### Data entries

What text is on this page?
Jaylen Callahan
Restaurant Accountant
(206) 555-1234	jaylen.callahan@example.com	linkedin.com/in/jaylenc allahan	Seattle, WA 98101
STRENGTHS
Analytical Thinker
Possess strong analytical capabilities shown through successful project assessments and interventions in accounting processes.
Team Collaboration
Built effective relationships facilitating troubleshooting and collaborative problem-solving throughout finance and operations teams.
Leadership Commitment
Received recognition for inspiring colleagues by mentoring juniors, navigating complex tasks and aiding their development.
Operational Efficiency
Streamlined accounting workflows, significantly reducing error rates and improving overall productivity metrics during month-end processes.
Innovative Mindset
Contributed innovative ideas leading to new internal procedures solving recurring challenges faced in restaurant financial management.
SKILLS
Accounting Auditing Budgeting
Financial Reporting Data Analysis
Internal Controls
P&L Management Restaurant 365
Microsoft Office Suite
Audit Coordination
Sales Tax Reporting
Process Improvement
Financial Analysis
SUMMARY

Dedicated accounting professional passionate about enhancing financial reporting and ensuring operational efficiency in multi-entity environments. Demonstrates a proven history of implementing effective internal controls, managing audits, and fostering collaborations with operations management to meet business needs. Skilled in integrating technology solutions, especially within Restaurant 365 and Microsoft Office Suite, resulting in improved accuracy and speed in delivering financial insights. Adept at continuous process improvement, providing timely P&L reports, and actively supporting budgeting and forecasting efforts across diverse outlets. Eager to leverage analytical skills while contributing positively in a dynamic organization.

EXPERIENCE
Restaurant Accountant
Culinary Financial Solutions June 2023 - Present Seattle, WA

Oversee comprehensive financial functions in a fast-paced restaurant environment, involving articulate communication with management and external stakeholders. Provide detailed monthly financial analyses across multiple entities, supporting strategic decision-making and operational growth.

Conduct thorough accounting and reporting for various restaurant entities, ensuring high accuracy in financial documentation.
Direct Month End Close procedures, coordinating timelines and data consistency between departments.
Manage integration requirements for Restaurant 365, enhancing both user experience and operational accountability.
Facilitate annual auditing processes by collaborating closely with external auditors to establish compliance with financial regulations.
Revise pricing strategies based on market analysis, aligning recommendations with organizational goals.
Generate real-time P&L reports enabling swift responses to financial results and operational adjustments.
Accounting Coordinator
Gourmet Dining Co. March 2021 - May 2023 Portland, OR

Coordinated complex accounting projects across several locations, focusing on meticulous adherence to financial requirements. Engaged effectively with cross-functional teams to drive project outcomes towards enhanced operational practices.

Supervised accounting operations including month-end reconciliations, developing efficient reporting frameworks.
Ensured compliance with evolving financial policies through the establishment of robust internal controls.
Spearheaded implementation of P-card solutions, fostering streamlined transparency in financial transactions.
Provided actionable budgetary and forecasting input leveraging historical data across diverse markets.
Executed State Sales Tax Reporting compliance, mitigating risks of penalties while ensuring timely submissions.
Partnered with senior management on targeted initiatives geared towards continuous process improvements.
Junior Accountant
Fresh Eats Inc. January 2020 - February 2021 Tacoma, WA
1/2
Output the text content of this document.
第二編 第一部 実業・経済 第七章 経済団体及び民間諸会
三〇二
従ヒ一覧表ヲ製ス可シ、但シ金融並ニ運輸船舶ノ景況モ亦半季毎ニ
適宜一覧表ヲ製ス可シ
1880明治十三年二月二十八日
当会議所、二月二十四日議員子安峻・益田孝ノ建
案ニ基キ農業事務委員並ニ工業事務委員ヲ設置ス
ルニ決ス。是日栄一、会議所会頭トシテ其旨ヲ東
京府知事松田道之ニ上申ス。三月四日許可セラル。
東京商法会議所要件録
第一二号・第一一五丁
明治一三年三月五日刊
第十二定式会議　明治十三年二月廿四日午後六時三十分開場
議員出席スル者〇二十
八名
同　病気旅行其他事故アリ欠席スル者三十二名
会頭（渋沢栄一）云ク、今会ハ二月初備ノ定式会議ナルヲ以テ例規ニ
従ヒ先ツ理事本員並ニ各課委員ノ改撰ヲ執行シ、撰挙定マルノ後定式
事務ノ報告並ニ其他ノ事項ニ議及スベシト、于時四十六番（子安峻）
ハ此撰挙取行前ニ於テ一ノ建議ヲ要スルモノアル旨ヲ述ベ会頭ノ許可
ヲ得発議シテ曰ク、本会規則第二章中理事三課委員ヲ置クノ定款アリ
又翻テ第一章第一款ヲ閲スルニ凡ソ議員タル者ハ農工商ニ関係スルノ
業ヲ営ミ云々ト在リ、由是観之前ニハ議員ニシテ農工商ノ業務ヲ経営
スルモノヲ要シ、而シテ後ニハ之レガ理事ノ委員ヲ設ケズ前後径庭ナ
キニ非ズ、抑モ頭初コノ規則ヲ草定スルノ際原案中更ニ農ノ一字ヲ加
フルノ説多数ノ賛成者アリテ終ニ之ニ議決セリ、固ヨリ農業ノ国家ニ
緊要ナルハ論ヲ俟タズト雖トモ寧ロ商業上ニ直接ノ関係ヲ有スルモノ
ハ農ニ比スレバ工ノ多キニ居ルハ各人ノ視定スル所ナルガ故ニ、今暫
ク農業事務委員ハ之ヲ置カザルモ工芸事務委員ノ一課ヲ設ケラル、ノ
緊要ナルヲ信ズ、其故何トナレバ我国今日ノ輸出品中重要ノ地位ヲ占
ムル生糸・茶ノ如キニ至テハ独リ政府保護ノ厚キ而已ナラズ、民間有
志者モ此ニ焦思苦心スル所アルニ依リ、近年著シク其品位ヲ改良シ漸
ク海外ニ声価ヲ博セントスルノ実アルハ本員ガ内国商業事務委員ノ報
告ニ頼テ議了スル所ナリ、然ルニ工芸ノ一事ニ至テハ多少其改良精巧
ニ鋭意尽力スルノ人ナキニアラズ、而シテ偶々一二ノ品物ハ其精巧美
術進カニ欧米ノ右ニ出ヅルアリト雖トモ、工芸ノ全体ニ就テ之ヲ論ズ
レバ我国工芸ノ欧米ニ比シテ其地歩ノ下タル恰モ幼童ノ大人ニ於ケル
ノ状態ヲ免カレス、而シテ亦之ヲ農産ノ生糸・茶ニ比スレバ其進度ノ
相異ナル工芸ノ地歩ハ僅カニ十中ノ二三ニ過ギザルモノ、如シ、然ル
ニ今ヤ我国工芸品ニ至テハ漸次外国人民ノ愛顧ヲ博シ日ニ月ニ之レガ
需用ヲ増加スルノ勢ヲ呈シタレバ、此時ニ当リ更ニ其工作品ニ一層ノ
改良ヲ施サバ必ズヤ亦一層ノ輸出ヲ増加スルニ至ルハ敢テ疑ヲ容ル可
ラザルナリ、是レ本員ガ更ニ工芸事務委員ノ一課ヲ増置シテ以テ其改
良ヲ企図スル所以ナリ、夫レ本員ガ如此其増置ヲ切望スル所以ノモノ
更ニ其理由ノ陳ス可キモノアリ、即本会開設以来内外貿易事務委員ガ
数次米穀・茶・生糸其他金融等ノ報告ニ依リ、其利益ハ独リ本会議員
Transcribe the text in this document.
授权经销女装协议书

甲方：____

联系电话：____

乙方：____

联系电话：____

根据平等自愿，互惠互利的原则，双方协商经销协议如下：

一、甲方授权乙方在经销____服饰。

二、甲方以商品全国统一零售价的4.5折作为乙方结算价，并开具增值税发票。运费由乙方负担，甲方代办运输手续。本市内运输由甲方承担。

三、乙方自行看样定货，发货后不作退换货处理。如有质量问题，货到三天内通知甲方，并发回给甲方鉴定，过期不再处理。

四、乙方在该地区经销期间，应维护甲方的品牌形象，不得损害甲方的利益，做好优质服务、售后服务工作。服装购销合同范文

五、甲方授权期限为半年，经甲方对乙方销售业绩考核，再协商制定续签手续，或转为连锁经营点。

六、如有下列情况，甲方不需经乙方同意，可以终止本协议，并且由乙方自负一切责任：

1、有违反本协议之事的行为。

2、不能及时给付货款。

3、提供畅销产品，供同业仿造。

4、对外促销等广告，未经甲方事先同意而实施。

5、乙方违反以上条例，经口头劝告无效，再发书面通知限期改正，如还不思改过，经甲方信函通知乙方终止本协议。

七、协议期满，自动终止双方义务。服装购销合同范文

######

** Directive **
Identify every line above that includes the word "external", and show those lines.

** Task result **
Oversee comprehensive financial functions in a fast-paced restaurant environment, involving articulate communication with management and external stakeholders. Provide detailed monthly financial analyses across multiple entities, supporting strategic decision-making and operational growth.
Facilitate annual auditing processes by collaborating closely with external auditors to establish compliance with financial regulations.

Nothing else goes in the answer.